* [Exercise requirements] Report each line of the data that includes the word "Highway".

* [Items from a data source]
* * *

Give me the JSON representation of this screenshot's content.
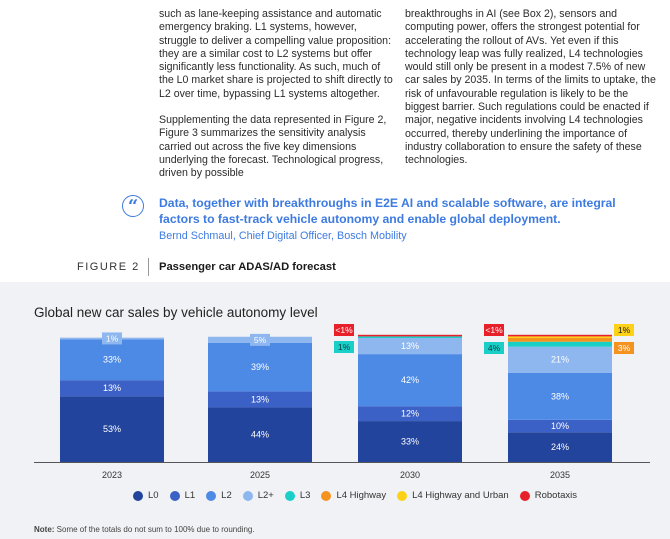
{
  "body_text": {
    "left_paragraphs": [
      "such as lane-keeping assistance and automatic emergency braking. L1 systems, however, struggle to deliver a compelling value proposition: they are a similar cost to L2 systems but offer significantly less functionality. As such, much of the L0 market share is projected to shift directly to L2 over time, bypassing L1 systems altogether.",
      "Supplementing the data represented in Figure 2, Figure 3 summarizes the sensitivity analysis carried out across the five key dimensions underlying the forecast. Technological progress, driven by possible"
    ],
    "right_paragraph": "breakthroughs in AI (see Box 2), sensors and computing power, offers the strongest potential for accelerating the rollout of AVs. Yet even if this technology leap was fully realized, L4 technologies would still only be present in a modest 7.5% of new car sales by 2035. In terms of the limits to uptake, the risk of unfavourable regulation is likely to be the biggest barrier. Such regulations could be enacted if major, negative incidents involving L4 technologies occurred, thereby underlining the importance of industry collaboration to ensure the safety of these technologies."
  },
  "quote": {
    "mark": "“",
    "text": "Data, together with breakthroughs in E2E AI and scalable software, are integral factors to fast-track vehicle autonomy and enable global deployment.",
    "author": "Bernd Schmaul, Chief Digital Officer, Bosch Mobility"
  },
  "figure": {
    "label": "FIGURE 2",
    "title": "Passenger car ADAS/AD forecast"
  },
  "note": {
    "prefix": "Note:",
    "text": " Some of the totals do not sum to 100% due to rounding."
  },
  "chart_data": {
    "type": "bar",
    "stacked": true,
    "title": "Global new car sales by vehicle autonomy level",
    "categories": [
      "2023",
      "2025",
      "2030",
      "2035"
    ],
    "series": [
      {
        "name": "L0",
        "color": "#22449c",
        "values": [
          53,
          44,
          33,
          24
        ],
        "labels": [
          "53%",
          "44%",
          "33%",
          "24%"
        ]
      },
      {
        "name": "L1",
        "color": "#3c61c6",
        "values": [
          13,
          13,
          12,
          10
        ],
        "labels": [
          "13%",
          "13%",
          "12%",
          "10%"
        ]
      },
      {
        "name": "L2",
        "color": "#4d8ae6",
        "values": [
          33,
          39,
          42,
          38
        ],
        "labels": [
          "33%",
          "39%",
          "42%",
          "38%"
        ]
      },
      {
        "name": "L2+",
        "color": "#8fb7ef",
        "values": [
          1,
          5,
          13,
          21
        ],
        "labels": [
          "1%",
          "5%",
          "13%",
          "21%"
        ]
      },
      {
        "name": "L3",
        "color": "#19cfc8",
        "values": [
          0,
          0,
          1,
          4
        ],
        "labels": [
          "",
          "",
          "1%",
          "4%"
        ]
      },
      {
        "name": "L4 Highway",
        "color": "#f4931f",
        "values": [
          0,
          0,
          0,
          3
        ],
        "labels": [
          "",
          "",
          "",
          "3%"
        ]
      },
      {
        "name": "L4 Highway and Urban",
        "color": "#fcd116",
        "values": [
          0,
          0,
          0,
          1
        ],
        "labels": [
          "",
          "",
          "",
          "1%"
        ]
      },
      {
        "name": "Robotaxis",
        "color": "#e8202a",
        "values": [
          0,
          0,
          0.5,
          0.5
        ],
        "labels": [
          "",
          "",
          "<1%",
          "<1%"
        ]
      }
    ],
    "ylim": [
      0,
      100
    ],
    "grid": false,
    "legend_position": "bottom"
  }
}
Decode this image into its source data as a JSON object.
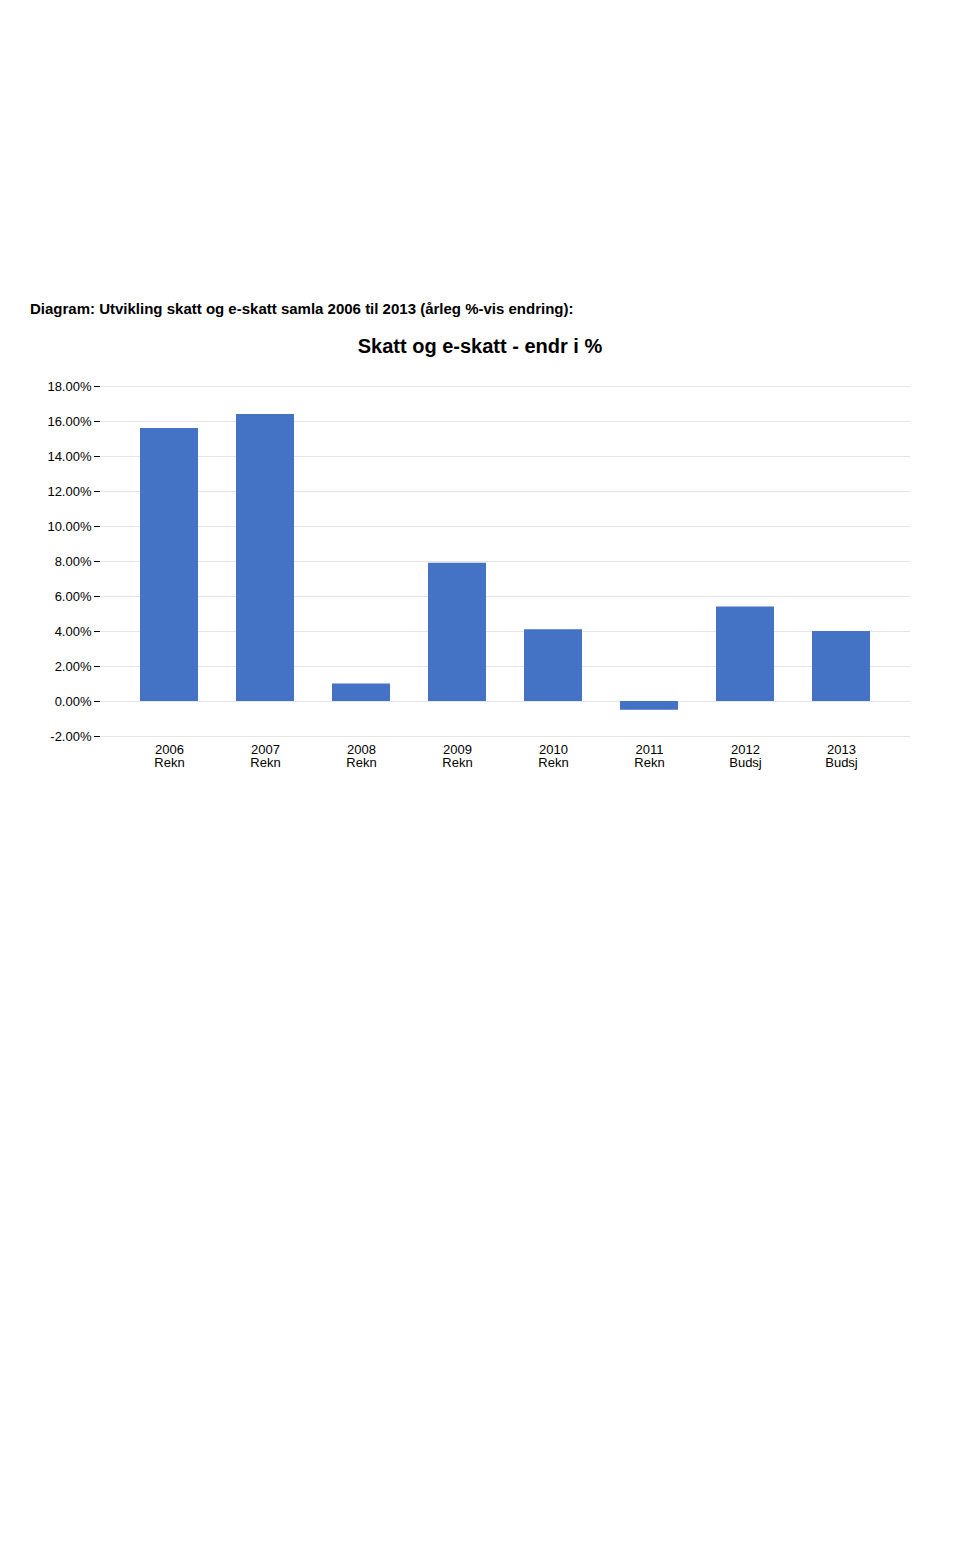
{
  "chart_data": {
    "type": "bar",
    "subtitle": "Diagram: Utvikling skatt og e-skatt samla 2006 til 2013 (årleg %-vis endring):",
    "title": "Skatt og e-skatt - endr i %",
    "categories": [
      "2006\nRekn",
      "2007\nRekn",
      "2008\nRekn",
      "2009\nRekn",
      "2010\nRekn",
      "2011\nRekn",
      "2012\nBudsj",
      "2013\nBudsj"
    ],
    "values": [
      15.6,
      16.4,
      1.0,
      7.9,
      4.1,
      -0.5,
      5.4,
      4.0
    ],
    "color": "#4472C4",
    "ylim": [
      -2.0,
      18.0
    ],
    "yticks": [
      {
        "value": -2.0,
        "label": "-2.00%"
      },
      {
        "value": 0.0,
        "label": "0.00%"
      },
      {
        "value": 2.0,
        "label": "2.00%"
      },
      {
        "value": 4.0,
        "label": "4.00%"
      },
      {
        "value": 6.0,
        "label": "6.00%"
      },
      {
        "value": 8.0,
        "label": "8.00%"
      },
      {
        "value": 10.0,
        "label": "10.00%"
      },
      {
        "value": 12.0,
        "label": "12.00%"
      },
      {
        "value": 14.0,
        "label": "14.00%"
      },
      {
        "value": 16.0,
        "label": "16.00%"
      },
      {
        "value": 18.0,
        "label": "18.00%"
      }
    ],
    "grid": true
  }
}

* * *

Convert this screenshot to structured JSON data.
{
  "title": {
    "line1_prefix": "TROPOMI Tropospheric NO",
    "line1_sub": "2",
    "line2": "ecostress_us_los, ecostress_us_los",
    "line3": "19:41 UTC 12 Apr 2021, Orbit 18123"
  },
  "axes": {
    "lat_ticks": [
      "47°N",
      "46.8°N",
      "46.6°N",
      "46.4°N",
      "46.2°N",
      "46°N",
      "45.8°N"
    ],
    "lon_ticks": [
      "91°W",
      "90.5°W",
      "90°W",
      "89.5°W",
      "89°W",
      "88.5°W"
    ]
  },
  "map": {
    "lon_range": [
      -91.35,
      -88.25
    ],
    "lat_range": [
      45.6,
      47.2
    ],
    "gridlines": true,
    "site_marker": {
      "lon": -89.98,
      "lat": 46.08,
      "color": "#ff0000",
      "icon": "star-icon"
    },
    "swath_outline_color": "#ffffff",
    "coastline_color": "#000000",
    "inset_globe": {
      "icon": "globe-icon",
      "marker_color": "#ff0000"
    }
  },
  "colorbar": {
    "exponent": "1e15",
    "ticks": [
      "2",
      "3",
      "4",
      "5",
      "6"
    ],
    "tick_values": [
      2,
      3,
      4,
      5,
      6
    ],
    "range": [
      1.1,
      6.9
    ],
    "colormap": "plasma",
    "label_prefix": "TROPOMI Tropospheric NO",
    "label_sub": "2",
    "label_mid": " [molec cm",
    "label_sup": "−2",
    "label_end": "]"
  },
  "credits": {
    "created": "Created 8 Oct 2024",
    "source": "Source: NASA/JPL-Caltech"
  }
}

* * *

* [Problem solution]
        "name": "L4 Highway",
        "name": "L4 Highway and Urban",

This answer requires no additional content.